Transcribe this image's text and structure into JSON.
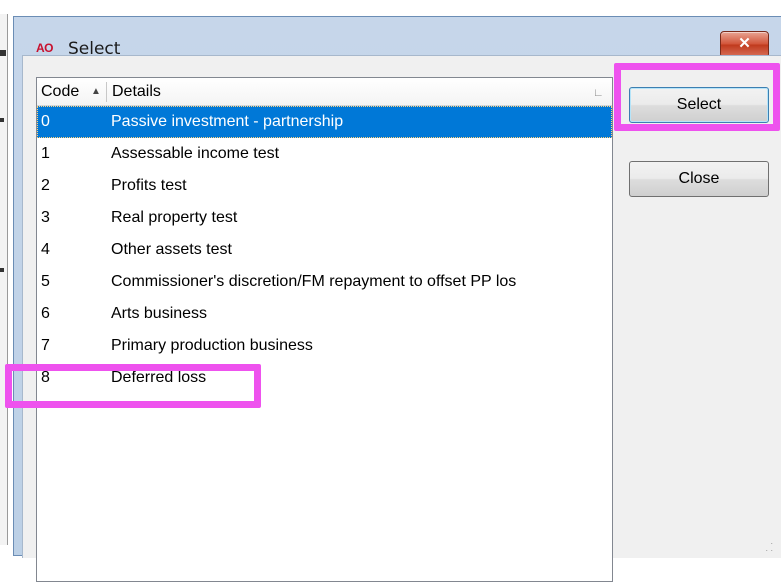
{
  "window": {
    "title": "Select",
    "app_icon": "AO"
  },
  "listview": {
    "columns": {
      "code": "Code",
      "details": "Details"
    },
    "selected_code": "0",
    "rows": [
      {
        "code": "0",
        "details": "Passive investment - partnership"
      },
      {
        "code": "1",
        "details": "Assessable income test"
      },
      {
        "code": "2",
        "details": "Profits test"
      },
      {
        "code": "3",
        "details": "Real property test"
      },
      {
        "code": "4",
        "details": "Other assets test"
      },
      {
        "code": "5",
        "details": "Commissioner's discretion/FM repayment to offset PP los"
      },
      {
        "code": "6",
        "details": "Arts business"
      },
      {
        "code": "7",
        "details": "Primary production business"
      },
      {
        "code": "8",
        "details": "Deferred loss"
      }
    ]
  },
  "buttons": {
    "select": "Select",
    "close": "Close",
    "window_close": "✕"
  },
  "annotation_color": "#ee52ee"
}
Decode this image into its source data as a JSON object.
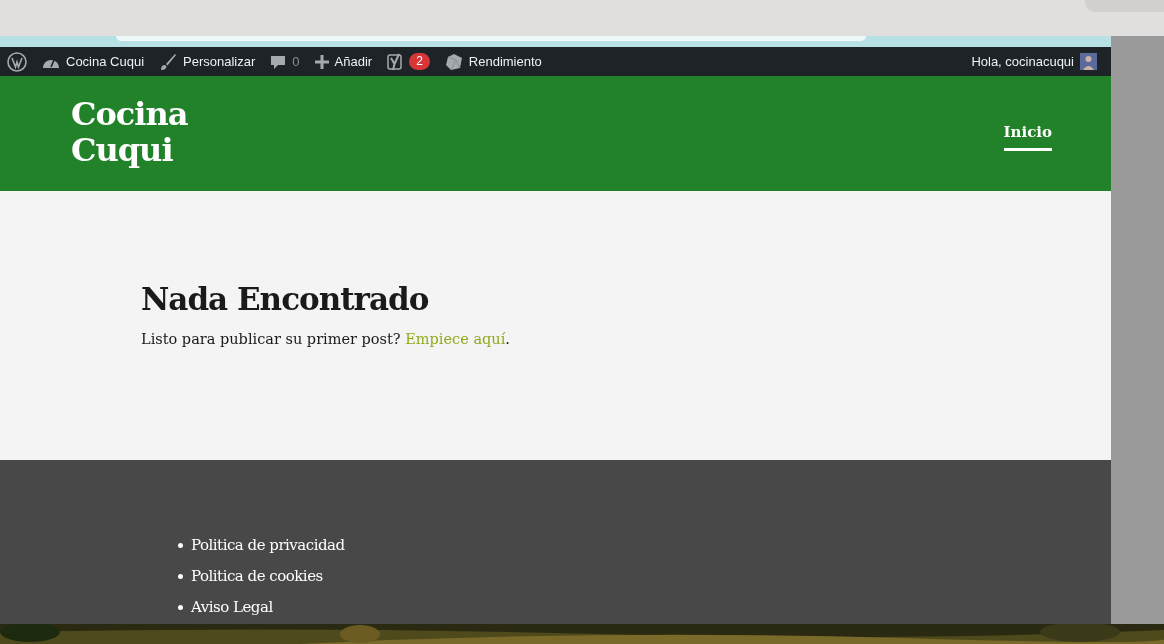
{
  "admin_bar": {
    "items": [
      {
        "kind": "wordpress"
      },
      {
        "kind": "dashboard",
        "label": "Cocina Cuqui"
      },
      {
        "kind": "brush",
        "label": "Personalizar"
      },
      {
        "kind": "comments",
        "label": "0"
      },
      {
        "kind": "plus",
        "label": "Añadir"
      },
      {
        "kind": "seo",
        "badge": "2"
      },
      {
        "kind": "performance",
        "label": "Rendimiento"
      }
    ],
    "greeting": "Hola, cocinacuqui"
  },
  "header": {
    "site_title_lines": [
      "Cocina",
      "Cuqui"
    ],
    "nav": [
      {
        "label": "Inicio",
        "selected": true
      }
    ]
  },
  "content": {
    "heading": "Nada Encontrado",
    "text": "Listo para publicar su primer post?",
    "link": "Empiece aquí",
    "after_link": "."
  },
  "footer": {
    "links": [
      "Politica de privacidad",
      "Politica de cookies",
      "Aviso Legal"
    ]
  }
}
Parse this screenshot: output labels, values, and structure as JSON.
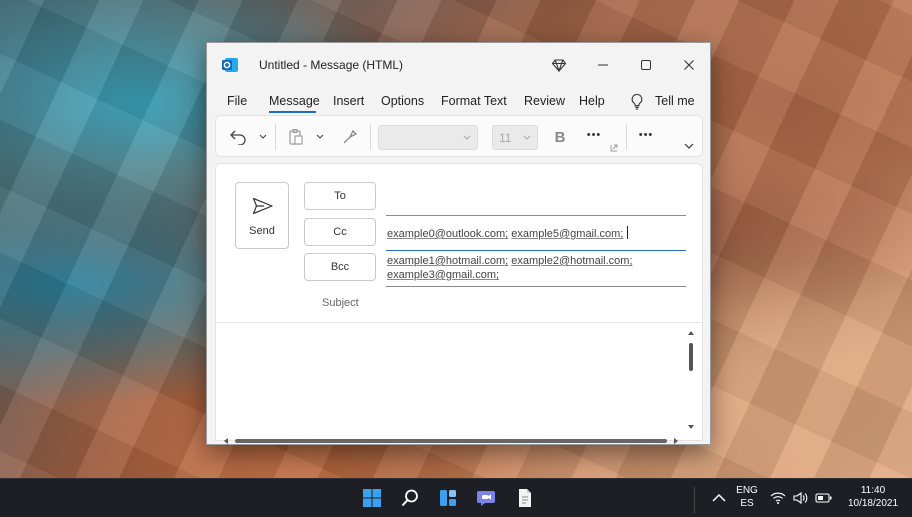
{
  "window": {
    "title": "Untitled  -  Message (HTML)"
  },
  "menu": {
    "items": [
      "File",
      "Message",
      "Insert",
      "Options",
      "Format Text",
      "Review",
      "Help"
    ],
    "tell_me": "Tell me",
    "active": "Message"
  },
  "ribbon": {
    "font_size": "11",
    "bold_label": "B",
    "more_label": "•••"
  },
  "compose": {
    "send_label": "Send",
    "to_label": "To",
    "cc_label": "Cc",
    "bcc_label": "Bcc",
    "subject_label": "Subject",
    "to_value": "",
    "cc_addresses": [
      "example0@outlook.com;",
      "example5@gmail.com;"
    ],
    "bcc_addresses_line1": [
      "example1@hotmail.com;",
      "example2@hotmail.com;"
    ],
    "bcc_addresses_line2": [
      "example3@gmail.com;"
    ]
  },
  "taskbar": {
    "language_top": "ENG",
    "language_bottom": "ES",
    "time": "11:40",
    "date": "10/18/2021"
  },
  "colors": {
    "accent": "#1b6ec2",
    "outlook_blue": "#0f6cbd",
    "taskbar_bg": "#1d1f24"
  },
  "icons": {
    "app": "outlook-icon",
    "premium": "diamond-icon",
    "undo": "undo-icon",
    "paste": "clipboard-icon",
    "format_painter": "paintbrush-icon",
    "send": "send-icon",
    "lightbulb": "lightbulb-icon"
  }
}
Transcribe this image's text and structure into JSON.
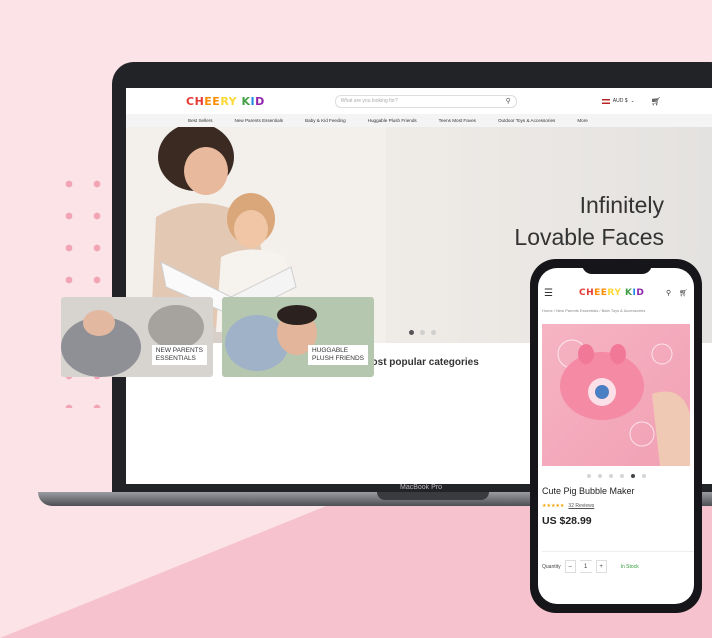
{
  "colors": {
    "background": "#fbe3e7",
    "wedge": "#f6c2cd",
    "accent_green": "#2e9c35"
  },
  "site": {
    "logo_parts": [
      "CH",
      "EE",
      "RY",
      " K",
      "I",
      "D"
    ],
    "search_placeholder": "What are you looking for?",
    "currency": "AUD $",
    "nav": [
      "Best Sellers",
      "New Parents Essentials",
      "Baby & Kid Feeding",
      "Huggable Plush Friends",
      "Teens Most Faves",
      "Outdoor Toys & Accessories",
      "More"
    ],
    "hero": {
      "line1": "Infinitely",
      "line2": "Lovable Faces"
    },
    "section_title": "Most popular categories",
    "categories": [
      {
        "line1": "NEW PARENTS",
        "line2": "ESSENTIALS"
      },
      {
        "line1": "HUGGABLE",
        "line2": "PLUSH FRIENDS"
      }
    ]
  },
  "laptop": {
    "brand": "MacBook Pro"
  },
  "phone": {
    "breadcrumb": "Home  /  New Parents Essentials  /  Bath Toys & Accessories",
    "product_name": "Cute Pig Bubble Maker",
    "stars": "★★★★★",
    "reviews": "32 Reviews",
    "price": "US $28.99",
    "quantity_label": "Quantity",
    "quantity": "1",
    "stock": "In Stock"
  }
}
= = = =
### WHAT YOU NEED TO DO
Find the lines above holding the word "Most" and show them.

### REPLY
      "Teens Most Faves",
    "section_title": "Most popular categories",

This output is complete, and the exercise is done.